REQUIREMENT
Copy each line below without leaving any out.

PROVIDED ENTRIES
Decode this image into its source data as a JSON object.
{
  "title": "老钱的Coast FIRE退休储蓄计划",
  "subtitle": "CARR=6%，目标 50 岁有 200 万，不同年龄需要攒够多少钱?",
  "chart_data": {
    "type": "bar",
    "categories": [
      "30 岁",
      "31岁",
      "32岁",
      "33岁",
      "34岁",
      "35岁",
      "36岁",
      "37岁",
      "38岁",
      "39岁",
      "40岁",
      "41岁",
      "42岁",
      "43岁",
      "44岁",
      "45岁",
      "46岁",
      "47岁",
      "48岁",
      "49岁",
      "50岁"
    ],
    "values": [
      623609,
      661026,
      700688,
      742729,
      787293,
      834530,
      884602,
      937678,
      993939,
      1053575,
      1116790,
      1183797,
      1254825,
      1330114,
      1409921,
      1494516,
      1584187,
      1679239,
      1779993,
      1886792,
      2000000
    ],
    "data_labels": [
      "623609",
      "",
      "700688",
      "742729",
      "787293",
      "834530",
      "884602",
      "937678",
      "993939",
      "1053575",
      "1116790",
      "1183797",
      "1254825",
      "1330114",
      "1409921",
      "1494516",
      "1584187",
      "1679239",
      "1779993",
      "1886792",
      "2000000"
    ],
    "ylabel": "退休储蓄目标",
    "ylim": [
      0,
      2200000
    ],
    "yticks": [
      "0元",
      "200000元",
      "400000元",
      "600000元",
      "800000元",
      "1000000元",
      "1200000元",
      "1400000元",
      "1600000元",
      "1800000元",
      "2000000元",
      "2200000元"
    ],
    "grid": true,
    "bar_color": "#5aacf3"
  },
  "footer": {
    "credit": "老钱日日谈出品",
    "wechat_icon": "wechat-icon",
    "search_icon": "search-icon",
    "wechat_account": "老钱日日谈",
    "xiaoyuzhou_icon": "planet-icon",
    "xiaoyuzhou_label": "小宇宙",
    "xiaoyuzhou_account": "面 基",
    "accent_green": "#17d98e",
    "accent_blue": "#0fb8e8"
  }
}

SOLUTION BELOW
Decode this image into its source data as a JSON object.
{
  "title": "老钱的Coast FIRE退休储蓄计划",
  "subtitle": "CARR=6%，目标 50 岁有 200 万，不同年龄需要攒够多少钱?",
  "chart_data": {
    "type": "bar",
    "categories": [
      "30 岁",
      "31岁",
      "32岁",
      "33岁",
      "34岁",
      "35岁",
      "36岁",
      "37岁",
      "38岁",
      "39岁",
      "40岁",
      "41岁",
      "42岁",
      "43岁",
      "44岁",
      "45岁",
      "46岁",
      "47岁",
      "48岁",
      "49岁",
      "50岁"
    ],
    "values": [
      623609,
      661026,
      700688,
      742729,
      787293,
      834530,
      884602,
      937678,
      993939,
      1053575,
      1116790,
      1183797,
      1254825,
      1330114,
      1409921,
      1494516,
      1584187,
      1679239,
      1779993,
      1886792,
      2000000
    ],
    "data_labels": [
      "623609",
      "",
      "700688",
      "742729",
      "787293",
      "834530",
      "884602",
      "937678",
      "993939",
      "1053575",
      "1116790",
      "1183797",
      "1254825",
      "1330114",
      "1409921",
      "1494516",
      "1584187",
      "1679239",
      "1779993",
      "1886792",
      "2000000"
    ],
    "ylabel": "退休储蓄目标",
    "ylim": [
      0,
      2200000
    ],
    "yticks": [
      "0元",
      "200000元",
      "400000元",
      "600000元",
      "800000元",
      "1000000元",
      "1200000元",
      "1400000元",
      "1600000元",
      "1800000元",
      "2000000元",
      "2200000元"
    ],
    "grid": true,
    "bar_color": "#5aacf3"
  },
  "footer": {
    "credit": "老钱日日谈出品",
    "wechat_icon": "wechat-icon",
    "search_icon": "search-icon",
    "wechat_account": "老钱日日谈",
    "xiaoyuzhou_icon": "planet-icon",
    "xiaoyuzhou_label": "小宇宙",
    "xiaoyuzhou_account": "面 基",
    "accent_green": "#17d98e",
    "accent_blue": "#0fb8e8"
  }
}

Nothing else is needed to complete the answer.